Stored data:
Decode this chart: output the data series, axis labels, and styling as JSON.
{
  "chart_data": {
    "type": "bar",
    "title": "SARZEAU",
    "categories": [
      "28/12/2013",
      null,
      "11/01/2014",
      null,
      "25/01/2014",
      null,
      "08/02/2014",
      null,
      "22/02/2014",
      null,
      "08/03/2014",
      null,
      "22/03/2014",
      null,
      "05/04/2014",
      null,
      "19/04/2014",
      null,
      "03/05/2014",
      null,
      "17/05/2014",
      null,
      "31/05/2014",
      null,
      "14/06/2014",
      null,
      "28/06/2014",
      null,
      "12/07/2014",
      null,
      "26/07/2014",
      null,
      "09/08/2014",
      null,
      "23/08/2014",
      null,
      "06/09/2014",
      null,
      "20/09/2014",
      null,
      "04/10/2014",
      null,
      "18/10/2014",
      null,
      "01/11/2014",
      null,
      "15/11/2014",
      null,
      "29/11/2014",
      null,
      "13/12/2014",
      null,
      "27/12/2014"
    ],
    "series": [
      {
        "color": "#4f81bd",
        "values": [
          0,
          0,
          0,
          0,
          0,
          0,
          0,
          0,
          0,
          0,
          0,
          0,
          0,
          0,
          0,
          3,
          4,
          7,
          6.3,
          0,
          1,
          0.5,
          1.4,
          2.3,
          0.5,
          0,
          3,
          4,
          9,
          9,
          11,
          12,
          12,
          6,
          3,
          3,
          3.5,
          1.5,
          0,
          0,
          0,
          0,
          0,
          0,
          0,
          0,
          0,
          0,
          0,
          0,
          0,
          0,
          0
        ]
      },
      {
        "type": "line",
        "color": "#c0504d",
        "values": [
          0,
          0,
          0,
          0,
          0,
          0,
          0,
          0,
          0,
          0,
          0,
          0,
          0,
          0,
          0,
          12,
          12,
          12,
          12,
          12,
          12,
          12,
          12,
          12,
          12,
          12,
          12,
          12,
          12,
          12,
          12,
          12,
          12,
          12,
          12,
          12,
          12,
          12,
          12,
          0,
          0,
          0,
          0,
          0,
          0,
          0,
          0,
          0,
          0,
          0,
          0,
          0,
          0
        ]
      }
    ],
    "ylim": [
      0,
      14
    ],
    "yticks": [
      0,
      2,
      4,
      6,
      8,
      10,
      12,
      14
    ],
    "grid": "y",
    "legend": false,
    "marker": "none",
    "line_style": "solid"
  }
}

Exercise
Which lines above contain the word "series"? Copy each of them.

Answer
Decode this chart: output the data series, axis labels, and styling as JSON.
    "series": [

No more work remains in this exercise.